## Problem to solve
Reproduce the listing below without any change.

Collection entries:
◇ ◇ ◇ ◇ ◇
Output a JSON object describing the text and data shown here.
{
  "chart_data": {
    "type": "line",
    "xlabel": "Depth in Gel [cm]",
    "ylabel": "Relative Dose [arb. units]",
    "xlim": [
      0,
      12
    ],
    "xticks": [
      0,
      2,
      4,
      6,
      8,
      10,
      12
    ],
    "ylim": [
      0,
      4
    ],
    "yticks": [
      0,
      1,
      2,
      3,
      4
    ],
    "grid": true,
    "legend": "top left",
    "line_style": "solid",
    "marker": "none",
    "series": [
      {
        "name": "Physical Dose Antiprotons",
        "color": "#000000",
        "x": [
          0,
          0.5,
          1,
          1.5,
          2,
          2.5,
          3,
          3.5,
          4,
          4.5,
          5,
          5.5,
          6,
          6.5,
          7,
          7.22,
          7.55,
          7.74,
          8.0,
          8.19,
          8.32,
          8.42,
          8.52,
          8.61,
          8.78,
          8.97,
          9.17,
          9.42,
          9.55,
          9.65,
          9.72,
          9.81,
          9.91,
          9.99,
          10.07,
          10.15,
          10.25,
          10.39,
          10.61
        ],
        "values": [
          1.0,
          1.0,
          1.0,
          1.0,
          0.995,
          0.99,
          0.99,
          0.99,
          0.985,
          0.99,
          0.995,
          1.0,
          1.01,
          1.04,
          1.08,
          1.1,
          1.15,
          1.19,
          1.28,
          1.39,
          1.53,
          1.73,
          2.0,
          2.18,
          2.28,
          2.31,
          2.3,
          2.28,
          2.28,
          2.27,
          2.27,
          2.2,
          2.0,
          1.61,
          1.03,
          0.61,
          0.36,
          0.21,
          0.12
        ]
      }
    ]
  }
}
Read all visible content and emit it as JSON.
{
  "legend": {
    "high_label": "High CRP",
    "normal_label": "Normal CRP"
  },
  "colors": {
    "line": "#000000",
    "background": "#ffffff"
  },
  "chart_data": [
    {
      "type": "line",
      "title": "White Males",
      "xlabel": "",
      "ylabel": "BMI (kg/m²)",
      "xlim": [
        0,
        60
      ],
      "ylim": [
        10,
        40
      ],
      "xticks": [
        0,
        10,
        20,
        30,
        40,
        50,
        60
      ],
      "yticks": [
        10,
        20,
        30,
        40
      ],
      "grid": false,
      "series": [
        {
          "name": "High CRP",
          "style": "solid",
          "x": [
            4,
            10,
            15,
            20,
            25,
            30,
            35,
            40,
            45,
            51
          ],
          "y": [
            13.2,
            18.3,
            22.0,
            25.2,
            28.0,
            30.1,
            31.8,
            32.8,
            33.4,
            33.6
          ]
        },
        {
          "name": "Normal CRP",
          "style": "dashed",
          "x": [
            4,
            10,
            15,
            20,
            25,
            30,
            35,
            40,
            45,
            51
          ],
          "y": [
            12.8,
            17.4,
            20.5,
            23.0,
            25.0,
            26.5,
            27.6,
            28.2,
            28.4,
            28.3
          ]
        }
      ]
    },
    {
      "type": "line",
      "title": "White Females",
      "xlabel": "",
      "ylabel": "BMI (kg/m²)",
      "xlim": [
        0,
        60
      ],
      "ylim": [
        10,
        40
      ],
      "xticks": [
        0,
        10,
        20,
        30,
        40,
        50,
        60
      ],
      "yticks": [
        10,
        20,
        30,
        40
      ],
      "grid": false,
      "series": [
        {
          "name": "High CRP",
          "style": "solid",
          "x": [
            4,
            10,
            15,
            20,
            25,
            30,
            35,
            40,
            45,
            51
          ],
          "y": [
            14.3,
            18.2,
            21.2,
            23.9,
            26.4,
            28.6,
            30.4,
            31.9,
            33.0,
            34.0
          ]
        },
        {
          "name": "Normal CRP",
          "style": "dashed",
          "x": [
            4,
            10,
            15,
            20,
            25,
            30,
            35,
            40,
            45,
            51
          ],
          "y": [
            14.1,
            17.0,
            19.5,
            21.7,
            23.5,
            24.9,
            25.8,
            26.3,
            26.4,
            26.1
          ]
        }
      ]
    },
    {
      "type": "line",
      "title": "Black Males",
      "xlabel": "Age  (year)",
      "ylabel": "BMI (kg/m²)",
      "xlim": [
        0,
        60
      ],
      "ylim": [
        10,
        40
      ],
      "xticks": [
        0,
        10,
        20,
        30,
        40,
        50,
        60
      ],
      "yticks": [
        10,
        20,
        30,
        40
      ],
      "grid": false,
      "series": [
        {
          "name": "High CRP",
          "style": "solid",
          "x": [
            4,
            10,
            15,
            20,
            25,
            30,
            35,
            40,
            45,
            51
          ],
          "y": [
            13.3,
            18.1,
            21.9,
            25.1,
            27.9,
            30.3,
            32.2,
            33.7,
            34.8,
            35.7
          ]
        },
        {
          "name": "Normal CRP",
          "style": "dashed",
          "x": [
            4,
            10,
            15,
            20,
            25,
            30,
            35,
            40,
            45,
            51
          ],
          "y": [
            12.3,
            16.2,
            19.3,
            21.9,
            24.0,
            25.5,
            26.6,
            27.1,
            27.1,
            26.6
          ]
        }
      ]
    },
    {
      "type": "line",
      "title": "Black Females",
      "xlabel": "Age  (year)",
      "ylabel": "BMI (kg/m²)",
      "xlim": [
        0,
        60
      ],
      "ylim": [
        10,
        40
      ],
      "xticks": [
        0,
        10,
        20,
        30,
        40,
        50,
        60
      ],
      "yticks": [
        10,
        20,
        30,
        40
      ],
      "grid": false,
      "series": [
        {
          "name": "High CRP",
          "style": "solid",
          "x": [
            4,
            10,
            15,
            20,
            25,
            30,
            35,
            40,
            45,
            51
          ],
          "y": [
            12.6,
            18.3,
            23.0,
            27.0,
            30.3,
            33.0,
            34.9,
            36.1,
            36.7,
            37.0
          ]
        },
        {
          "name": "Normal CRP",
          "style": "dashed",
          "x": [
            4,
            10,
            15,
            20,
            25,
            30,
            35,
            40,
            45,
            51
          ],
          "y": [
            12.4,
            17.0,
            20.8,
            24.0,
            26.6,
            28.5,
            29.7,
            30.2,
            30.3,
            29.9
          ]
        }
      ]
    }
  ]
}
◇ ◇ ◇ ◇ ◇
## Solution to the exercise
Output a JSON object describing the text and data shown here.
{
  "chart_data": {
    "type": "line",
    "xlabel": "Depth in Gel [cm]",
    "ylabel": "Relative Dose [arb. units]",
    "xlim": [
      0,
      12
    ],
    "xticks": [
      0,
      2,
      4,
      6,
      8,
      10,
      12
    ],
    "ylim": [
      0,
      4
    ],
    "yticks": [
      0,
      1,
      2,
      3,
      4
    ],
    "grid": true,
    "legend": "top left",
    "line_style": "solid",
    "marker": "none",
    "series": [
      {
        "name": "Physical Dose Antiprotons",
        "color": "#000000",
        "x": [
          0,
          0.5,
          1,
          1.5,
          2,
          2.5,
          3,
          3.5,
          4,
          4.5,
          5,
          5.5,
          6,
          6.5,
          7,
          7.22,
          7.55,
          7.74,
          8.0,
          8.19,
          8.32,
          8.42,
          8.52,
          8.61,
          8.78,
          8.97,
          9.17,
          9.42,
          9.55,
          9.65,
          9.72,
          9.81,
          9.91,
          9.99,
          10.07,
          10.15,
          10.25,
          10.39,
          10.61
        ],
        "values": [
          1.0,
          1.0,
          1.0,
          1.0,
          0.995,
          0.99,
          0.99,
          0.99,
          0.985,
          0.99,
          0.995,
          1.0,
          1.01,
          1.04,
          1.08,
          1.1,
          1.15,
          1.19,
          1.28,
          1.39,
          1.53,
          1.73,
          2.0,
          2.18,
          2.28,
          2.31,
          2.3,
          2.28,
          2.28,
          2.27,
          2.27,
          2.2,
          2.0,
          1.61,
          1.03,
          0.61,
          0.36,
          0.21,
          0.12
        ]
      }
    ]
  }
}
Read all visible content and emit it as JSON.
{
  "legend": {
    "high_label": "High CRP",
    "normal_label": "Normal CRP"
  },
  "colors": {
    "line": "#000000",
    "background": "#ffffff"
  },
  "chart_data": [
    {
      "type": "line",
      "title": "White Males",
      "xlabel": "",
      "ylabel": "BMI (kg/m²)",
      "xlim": [
        0,
        60
      ],
      "ylim": [
        10,
        40
      ],
      "xticks": [
        0,
        10,
        20,
        30,
        40,
        50,
        60
      ],
      "yticks": [
        10,
        20,
        30,
        40
      ],
      "grid": false,
      "series": [
        {
          "name": "High CRP",
          "style": "solid",
          "x": [
            4,
            10,
            15,
            20,
            25,
            30,
            35,
            40,
            45,
            51
          ],
          "y": [
            13.2,
            18.3,
            22.0,
            25.2,
            28.0,
            30.1,
            31.8,
            32.8,
            33.4,
            33.6
          ]
        },
        {
          "name": "Normal CRP",
          "style": "dashed",
          "x": [
            4,
            10,
            15,
            20,
            25,
            30,
            35,
            40,
            45,
            51
          ],
          "y": [
            12.8,
            17.4,
            20.5,
            23.0,
            25.0,
            26.5,
            27.6,
            28.2,
            28.4,
            28.3
          ]
        }
      ]
    },
    {
      "type": "line",
      "title": "White Females",
      "xlabel": "",
      "ylabel": "BMI (kg/m²)",
      "xlim": [
        0,
        60
      ],
      "ylim": [
        10,
        40
      ],
      "xticks": [
        0,
        10,
        20,
        30,
        40,
        50,
        60
      ],
      "yticks": [
        10,
        20,
        30,
        40
      ],
      "grid": false,
      "series": [
        {
          "name": "High CRP",
          "style": "solid",
          "x": [
            4,
            10,
            15,
            20,
            25,
            30,
            35,
            40,
            45,
            51
          ],
          "y": [
            14.3,
            18.2,
            21.2,
            23.9,
            26.4,
            28.6,
            30.4,
            31.9,
            33.0,
            34.0
          ]
        },
        {
          "name": "Normal CRP",
          "style": "dashed",
          "x": [
            4,
            10,
            15,
            20,
            25,
            30,
            35,
            40,
            45,
            51
          ],
          "y": [
            14.1,
            17.0,
            19.5,
            21.7,
            23.5,
            24.9,
            25.8,
            26.3,
            26.4,
            26.1
          ]
        }
      ]
    },
    {
      "type": "line",
      "title": "Black Males",
      "xlabel": "Age  (year)",
      "ylabel": "BMI (kg/m²)",
      "xlim": [
        0,
        60
      ],
      "ylim": [
        10,
        40
      ],
      "xticks": [
        0,
        10,
        20,
        30,
        40,
        50,
        60
      ],
      "yticks": [
        10,
        20,
        30,
        40
      ],
      "grid": false,
      "series": [
        {
          "name": "High CRP",
          "style": "solid",
          "x": [
            4,
            10,
            15,
            20,
            25,
            30,
            35,
            40,
            45,
            51
          ],
          "y": [
            13.3,
            18.1,
            21.9,
            25.1,
            27.9,
            30.3,
            32.2,
            33.7,
            34.8,
            35.7
          ]
        },
        {
          "name": "Normal CRP",
          "style": "dashed",
          "x": [
            4,
            10,
            15,
            20,
            25,
            30,
            35,
            40,
            45,
            51
          ],
          "y": [
            12.3,
            16.2,
            19.3,
            21.9,
            24.0,
            25.5,
            26.6,
            27.1,
            27.1,
            26.6
          ]
        }
      ]
    },
    {
      "type": "line",
      "title": "Black Females",
      "xlabel": "Age  (year)",
      "ylabel": "BMI (kg/m²)",
      "xlim": [
        0,
        60
      ],
      "ylim": [
        10,
        40
      ],
      "xticks": [
        0,
        10,
        20,
        30,
        40,
        50,
        60
      ],
      "yticks": [
        10,
        20,
        30,
        40
      ],
      "grid": false,
      "series": [
        {
          "name": "High CRP",
          "style": "solid",
          "x": [
            4,
            10,
            15,
            20,
            25,
            30,
            35,
            40,
            45,
            51
          ],
          "y": [
            12.6,
            18.3,
            23.0,
            27.0,
            30.3,
            33.0,
            34.9,
            36.1,
            36.7,
            37.0
          ]
        },
        {
          "name": "Normal CRP",
          "style": "dashed",
          "x": [
            4,
            10,
            15,
            20,
            25,
            30,
            35,
            40,
            45,
            51
          ],
          "y": [
            12.4,
            17.0,
            20.8,
            24.0,
            26.6,
            28.5,
            29.7,
            30.2,
            30.3,
            29.9
          ]
        }
      ]
    }
  ]
}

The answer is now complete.